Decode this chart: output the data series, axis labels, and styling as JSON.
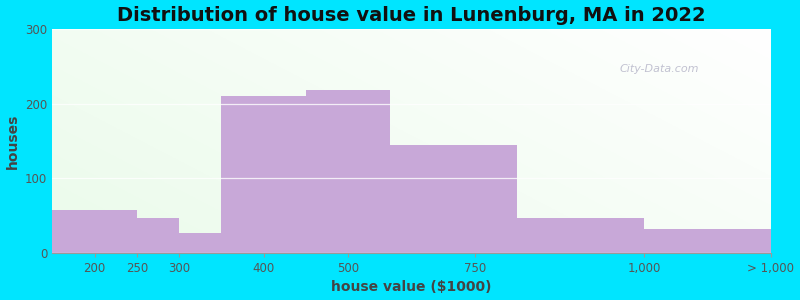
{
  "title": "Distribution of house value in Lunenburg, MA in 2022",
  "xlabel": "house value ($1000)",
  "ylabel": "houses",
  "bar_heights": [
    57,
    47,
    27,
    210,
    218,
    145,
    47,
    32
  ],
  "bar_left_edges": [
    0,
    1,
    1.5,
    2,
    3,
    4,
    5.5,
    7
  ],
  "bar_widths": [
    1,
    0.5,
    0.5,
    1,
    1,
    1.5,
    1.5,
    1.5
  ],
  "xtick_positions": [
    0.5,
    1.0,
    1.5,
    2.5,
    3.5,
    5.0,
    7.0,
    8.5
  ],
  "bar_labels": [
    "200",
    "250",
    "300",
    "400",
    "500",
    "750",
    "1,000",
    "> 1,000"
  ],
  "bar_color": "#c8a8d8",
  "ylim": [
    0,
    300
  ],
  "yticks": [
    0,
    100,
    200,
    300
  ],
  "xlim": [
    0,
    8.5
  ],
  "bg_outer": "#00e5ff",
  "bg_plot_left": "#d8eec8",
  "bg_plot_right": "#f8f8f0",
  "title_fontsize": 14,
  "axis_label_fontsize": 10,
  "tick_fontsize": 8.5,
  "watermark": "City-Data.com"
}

* * *

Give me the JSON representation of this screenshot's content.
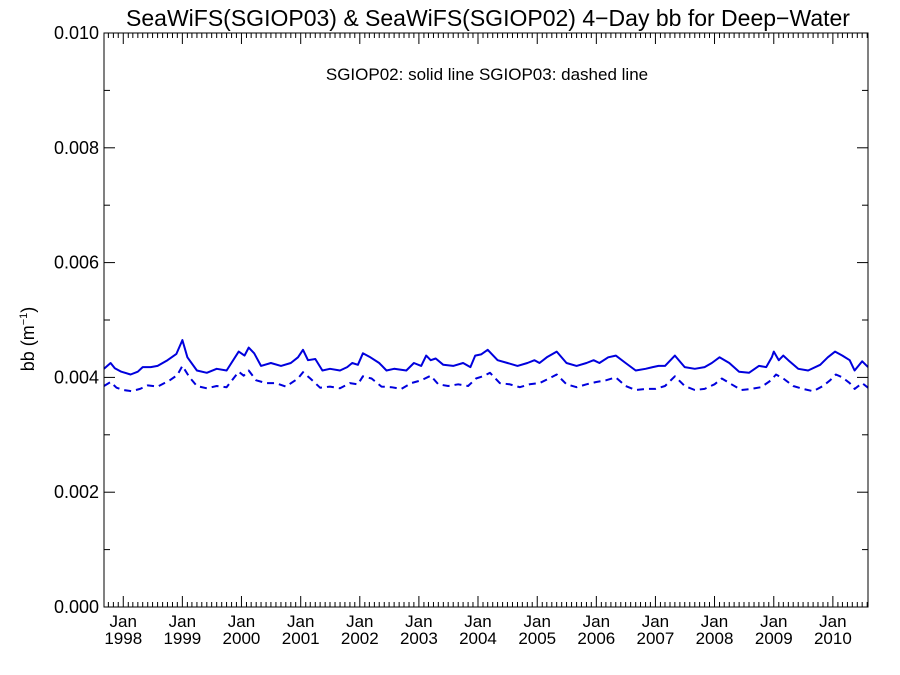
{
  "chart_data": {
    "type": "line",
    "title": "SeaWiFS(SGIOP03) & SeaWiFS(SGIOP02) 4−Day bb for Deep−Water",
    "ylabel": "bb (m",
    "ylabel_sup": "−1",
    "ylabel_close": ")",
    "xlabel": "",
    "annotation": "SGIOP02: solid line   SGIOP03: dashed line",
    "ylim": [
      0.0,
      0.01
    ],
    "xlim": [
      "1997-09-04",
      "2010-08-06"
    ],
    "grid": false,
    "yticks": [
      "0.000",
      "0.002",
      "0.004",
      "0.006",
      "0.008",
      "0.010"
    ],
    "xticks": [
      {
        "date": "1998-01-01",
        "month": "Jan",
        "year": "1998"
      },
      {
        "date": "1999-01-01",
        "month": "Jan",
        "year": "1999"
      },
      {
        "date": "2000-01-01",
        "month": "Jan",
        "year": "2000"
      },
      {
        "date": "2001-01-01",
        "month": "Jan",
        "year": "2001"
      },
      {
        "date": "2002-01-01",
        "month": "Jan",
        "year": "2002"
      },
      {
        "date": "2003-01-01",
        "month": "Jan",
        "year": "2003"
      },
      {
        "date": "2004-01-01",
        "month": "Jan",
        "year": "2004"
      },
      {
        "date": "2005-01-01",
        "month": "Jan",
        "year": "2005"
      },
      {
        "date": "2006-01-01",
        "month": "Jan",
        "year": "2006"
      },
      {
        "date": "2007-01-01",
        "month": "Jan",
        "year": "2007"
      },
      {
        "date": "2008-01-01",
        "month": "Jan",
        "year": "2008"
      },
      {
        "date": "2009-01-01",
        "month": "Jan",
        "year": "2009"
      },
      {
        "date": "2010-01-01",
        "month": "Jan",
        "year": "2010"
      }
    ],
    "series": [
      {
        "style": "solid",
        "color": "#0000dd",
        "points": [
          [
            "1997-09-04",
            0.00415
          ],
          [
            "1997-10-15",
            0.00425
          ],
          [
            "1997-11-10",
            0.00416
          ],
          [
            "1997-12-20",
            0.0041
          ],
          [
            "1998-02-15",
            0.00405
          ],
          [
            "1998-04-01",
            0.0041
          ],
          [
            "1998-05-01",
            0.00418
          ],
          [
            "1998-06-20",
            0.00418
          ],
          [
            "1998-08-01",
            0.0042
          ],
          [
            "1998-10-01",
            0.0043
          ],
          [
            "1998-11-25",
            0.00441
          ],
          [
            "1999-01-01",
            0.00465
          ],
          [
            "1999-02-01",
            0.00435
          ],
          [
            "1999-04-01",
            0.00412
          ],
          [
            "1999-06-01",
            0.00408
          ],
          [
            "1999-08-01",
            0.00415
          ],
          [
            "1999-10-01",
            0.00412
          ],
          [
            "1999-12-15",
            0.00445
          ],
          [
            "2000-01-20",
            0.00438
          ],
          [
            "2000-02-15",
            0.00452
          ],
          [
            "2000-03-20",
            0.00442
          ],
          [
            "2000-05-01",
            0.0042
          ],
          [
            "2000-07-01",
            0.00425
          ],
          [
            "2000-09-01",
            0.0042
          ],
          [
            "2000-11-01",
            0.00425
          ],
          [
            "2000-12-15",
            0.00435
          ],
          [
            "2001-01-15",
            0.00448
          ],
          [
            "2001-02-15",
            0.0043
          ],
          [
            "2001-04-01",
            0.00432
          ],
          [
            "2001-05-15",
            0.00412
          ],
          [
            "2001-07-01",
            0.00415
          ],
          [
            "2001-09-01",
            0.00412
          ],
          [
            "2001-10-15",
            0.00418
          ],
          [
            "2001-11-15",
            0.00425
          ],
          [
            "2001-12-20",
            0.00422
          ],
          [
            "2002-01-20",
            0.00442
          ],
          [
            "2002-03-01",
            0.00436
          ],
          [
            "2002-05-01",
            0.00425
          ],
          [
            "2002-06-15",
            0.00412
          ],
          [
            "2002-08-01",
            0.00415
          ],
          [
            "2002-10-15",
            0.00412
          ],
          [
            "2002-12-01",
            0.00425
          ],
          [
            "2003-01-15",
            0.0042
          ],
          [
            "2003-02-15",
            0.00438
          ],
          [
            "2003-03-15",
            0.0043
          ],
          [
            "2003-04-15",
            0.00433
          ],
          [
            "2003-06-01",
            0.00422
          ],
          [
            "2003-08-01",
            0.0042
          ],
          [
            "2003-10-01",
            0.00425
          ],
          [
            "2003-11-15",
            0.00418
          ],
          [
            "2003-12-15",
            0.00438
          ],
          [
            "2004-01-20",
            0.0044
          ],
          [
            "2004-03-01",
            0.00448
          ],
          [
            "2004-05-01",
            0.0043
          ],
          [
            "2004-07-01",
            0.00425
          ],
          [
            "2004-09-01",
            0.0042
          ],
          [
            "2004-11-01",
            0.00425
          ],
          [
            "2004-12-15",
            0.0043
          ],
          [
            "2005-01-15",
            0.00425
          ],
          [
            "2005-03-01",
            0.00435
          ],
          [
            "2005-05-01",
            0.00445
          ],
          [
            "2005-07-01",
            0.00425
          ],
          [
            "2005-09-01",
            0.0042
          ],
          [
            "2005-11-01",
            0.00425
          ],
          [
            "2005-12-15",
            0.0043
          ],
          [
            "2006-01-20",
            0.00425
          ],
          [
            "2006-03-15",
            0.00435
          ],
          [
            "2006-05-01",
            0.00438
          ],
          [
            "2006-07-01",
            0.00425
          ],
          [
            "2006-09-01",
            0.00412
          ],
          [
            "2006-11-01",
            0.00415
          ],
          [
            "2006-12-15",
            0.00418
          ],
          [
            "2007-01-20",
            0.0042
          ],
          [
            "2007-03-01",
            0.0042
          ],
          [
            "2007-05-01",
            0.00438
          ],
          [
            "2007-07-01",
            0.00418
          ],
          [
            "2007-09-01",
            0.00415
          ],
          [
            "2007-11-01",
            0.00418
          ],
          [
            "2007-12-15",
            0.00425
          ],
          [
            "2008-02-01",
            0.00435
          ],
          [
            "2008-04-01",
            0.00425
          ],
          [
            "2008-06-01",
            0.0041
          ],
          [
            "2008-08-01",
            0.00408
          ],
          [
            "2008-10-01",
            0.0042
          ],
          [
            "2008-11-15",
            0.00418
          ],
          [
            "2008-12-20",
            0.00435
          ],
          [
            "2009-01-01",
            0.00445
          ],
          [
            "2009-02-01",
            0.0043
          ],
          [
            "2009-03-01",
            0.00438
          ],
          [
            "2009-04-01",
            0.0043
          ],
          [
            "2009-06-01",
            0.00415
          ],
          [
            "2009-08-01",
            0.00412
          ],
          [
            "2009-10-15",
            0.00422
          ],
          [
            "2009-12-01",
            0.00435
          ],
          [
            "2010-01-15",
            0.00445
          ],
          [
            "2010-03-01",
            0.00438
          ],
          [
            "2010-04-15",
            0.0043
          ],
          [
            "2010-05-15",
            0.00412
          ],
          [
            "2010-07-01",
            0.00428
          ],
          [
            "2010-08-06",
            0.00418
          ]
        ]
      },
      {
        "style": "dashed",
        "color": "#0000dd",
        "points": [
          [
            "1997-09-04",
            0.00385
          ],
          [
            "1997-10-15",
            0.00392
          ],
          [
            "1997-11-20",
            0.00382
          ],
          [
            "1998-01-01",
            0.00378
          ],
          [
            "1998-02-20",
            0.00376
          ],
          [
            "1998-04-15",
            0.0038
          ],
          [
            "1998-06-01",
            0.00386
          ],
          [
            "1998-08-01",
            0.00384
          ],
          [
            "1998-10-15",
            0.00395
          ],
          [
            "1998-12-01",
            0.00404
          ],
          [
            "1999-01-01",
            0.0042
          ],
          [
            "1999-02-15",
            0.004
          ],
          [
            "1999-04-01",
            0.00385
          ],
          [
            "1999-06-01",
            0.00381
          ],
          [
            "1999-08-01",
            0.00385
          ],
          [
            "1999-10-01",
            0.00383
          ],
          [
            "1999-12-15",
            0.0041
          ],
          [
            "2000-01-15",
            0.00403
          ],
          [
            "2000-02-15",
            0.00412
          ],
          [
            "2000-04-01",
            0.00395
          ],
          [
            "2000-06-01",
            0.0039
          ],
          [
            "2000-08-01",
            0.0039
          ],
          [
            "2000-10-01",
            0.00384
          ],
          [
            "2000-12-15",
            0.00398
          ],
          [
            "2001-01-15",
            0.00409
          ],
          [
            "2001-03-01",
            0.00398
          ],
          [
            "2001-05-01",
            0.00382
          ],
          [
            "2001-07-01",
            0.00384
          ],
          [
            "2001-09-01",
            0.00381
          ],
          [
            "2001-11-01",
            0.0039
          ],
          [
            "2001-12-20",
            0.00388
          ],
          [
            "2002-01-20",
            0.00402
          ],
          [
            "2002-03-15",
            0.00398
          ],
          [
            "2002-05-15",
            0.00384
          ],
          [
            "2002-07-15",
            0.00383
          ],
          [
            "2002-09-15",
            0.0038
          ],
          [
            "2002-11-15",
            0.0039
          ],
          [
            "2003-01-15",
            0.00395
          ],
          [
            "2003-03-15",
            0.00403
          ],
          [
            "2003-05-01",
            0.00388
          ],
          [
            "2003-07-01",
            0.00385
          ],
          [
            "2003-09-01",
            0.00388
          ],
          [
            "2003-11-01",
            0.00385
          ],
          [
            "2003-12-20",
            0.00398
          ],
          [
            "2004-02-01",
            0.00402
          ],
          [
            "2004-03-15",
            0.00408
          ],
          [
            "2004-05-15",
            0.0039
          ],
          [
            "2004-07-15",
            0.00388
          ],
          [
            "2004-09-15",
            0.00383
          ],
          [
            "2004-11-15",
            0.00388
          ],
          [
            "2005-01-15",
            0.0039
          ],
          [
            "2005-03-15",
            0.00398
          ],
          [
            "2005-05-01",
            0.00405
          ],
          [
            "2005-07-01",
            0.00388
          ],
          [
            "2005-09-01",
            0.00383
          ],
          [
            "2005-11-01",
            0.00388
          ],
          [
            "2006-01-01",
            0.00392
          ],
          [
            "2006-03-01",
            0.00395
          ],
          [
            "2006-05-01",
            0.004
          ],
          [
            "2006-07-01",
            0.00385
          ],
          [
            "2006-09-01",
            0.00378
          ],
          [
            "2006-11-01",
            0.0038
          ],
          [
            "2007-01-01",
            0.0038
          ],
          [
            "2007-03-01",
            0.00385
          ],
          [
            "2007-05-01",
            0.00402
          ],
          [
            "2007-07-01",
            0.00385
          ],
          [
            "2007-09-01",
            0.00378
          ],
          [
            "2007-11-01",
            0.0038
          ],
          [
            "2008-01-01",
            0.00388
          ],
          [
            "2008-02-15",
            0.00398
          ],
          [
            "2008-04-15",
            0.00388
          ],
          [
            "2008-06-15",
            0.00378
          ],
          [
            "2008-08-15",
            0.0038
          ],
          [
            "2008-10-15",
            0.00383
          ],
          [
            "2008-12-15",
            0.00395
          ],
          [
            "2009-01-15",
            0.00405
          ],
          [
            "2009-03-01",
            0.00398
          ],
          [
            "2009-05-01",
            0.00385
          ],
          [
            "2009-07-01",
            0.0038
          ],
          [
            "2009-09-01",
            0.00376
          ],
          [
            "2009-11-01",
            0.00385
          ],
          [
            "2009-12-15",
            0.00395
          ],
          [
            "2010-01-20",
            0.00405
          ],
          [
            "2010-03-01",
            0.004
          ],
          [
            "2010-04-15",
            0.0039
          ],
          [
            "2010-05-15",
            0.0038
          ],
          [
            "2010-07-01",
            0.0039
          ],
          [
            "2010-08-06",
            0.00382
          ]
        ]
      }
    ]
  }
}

■ Given task: Say how many lines in this listing hold the string "series", giving the count and nothing more.

■ Reply: 2